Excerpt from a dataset

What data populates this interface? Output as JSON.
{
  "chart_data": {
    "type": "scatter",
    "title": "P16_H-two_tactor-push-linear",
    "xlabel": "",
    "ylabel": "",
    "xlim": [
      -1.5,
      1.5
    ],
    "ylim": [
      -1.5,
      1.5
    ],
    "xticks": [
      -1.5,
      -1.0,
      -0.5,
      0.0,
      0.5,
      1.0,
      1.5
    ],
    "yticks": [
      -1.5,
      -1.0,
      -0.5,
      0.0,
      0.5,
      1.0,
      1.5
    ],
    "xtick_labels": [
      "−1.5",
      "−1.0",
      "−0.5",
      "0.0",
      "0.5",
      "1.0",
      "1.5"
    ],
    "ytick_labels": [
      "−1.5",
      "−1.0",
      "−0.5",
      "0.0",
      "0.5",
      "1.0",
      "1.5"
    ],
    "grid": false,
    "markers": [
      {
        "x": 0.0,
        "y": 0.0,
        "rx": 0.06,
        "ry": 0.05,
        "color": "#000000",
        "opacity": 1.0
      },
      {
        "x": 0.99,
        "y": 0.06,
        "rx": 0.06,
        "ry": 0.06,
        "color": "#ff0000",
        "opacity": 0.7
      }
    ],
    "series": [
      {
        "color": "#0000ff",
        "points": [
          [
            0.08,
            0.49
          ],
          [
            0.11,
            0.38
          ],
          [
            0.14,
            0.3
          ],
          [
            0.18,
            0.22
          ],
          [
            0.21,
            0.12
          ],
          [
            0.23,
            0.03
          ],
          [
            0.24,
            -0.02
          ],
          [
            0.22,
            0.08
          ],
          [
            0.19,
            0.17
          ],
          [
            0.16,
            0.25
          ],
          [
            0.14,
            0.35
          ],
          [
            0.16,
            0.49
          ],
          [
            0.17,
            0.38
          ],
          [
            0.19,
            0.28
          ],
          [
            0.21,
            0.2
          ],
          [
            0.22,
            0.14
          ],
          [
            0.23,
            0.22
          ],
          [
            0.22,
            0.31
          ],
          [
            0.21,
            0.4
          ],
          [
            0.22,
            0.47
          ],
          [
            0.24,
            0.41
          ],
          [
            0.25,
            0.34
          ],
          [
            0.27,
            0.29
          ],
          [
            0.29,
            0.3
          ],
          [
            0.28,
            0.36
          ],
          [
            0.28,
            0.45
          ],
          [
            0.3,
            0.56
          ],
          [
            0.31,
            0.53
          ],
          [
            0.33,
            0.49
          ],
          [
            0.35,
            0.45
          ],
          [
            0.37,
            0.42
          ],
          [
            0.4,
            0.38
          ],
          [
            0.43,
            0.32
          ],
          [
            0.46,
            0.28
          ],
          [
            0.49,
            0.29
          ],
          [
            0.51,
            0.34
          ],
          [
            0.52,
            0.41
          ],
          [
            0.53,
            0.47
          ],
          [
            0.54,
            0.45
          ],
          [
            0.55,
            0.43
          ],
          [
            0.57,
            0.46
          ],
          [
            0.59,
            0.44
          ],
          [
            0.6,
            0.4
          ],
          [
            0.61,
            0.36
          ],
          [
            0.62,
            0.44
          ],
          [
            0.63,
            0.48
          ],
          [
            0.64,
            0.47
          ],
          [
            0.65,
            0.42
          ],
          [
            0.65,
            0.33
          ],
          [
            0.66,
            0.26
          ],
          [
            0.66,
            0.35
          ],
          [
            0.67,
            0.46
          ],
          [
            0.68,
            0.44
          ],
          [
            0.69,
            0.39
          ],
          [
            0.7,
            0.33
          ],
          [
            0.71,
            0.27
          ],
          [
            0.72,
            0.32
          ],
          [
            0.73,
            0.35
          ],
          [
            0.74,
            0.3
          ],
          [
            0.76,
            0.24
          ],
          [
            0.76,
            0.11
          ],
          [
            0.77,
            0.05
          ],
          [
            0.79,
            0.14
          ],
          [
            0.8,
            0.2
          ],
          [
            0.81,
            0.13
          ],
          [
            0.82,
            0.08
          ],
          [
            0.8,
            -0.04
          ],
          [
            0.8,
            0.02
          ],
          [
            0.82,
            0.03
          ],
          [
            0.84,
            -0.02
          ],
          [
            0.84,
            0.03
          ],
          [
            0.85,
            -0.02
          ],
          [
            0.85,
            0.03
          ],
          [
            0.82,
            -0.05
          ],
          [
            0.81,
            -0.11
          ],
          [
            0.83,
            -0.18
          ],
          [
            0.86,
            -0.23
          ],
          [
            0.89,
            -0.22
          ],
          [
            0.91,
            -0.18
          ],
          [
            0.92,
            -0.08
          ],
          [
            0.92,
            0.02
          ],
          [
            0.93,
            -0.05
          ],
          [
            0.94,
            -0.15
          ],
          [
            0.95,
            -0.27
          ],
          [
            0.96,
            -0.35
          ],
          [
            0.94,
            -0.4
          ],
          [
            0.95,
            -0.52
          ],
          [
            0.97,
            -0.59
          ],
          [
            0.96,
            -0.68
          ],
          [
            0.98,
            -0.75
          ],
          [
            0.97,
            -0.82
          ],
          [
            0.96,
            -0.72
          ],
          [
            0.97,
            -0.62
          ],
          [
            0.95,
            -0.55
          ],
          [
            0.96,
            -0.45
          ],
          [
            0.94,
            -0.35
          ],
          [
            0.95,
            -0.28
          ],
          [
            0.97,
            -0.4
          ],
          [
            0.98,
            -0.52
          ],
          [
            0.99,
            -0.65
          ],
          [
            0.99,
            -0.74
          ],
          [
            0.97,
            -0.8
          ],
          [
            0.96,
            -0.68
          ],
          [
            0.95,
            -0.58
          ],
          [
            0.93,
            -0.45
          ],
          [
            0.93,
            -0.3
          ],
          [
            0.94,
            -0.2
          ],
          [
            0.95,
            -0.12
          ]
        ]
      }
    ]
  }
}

[Stated task] Every entry must be quoted exactly as it appears above.

[The result]
What data populates this interface? Output as JSON.
{
  "chart_data": {
    "type": "scatter",
    "title": "P16_H-two_tactor-push-linear",
    "xlabel": "",
    "ylabel": "",
    "xlim": [
      -1.5,
      1.5
    ],
    "ylim": [
      -1.5,
      1.5
    ],
    "xticks": [
      -1.5,
      -1.0,
      -0.5,
      0.0,
      0.5,
      1.0,
      1.5
    ],
    "yticks": [
      -1.5,
      -1.0,
      -0.5,
      0.0,
      0.5,
      1.0,
      1.5
    ],
    "xtick_labels": [
      "−1.5",
      "−1.0",
      "−0.5",
      "0.0",
      "0.5",
      "1.0",
      "1.5"
    ],
    "ytick_labels": [
      "−1.5",
      "−1.0",
      "−0.5",
      "0.0",
      "0.5",
      "1.0",
      "1.5"
    ],
    "grid": false,
    "markers": [
      {
        "x": 0.0,
        "y": 0.0,
        "rx": 0.06,
        "ry": 0.05,
        "color": "#000000",
        "opacity": 1.0
      },
      {
        "x": 0.99,
        "y": 0.06,
        "rx": 0.06,
        "ry": 0.06,
        "color": "#ff0000",
        "opacity": 0.7
      }
    ],
    "series": [
      {
        "color": "#0000ff",
        "points": [
          [
            0.08,
            0.49
          ],
          [
            0.11,
            0.38
          ],
          [
            0.14,
            0.3
          ],
          [
            0.18,
            0.22
          ],
          [
            0.21,
            0.12
          ],
          [
            0.23,
            0.03
          ],
          [
            0.24,
            -0.02
          ],
          [
            0.22,
            0.08
          ],
          [
            0.19,
            0.17
          ],
          [
            0.16,
            0.25
          ],
          [
            0.14,
            0.35
          ],
          [
            0.16,
            0.49
          ],
          [
            0.17,
            0.38
          ],
          [
            0.19,
            0.28
          ],
          [
            0.21,
            0.2
          ],
          [
            0.22,
            0.14
          ],
          [
            0.23,
            0.22
          ],
          [
            0.22,
            0.31
          ],
          [
            0.21,
            0.4
          ],
          [
            0.22,
            0.47
          ],
          [
            0.24,
            0.41
          ],
          [
            0.25,
            0.34
          ],
          [
            0.27,
            0.29
          ],
          [
            0.29,
            0.3
          ],
          [
            0.28,
            0.36
          ],
          [
            0.28,
            0.45
          ],
          [
            0.3,
            0.56
          ],
          [
            0.31,
            0.53
          ],
          [
            0.33,
            0.49
          ],
          [
            0.35,
            0.45
          ],
          [
            0.37,
            0.42
          ],
          [
            0.4,
            0.38
          ],
          [
            0.43,
            0.32
          ],
          [
            0.46,
            0.28
          ],
          [
            0.49,
            0.29
          ],
          [
            0.51,
            0.34
          ],
          [
            0.52,
            0.41
          ],
          [
            0.53,
            0.47
          ],
          [
            0.54,
            0.45
          ],
          [
            0.55,
            0.43
          ],
          [
            0.57,
            0.46
          ],
          [
            0.59,
            0.44
          ],
          [
            0.6,
            0.4
          ],
          [
            0.61,
            0.36
          ],
          [
            0.62,
            0.44
          ],
          [
            0.63,
            0.48
          ],
          [
            0.64,
            0.47
          ],
          [
            0.65,
            0.42
          ],
          [
            0.65,
            0.33
          ],
          [
            0.66,
            0.26
          ],
          [
            0.66,
            0.35
          ],
          [
            0.67,
            0.46
          ],
          [
            0.68,
            0.44
          ],
          [
            0.69,
            0.39
          ],
          [
            0.7,
            0.33
          ],
          [
            0.71,
            0.27
          ],
          [
            0.72,
            0.32
          ],
          [
            0.73,
            0.35
          ],
          [
            0.74,
            0.3
          ],
          [
            0.76,
            0.24
          ],
          [
            0.76,
            0.11
          ],
          [
            0.77,
            0.05
          ],
          [
            0.79,
            0.14
          ],
          [
            0.8,
            0.2
          ],
          [
            0.81,
            0.13
          ],
          [
            0.82,
            0.08
          ],
          [
            0.8,
            -0.04
          ],
          [
            0.8,
            0.02
          ],
          [
            0.82,
            0.03
          ],
          [
            0.84,
            -0.02
          ],
          [
            0.84,
            0.03
          ],
          [
            0.85,
            -0.02
          ],
          [
            0.85,
            0.03
          ],
          [
            0.82,
            -0.05
          ],
          [
            0.81,
            -0.11
          ],
          [
            0.83,
            -0.18
          ],
          [
            0.86,
            -0.23
          ],
          [
            0.89,
            -0.22
          ],
          [
            0.91,
            -0.18
          ],
          [
            0.92,
            -0.08
          ],
          [
            0.92,
            0.02
          ],
          [
            0.93,
            -0.05
          ],
          [
            0.94,
            -0.15
          ],
          [
            0.95,
            -0.27
          ],
          [
            0.96,
            -0.35
          ],
          [
            0.94,
            -0.4
          ],
          [
            0.95,
            -0.52
          ],
          [
            0.97,
            -0.59
          ],
          [
            0.96,
            -0.68
          ],
          [
            0.98,
            -0.75
          ],
          [
            0.97,
            -0.82
          ],
          [
            0.96,
            -0.72
          ],
          [
            0.97,
            -0.62
          ],
          [
            0.95,
            -0.55
          ],
          [
            0.96,
            -0.45
          ],
          [
            0.94,
            -0.35
          ],
          [
            0.95,
            -0.28
          ],
          [
            0.97,
            -0.4
          ],
          [
            0.98,
            -0.52
          ],
          [
            0.99,
            -0.65
          ],
          [
            0.99,
            -0.74
          ],
          [
            0.97,
            -0.8
          ],
          [
            0.96,
            -0.68
          ],
          [
            0.95,
            -0.58
          ],
          [
            0.93,
            -0.45
          ],
          [
            0.93,
            -0.3
          ],
          [
            0.94,
            -0.2
          ],
          [
            0.95,
            -0.12
          ]
        ]
      }
    ]
  }
}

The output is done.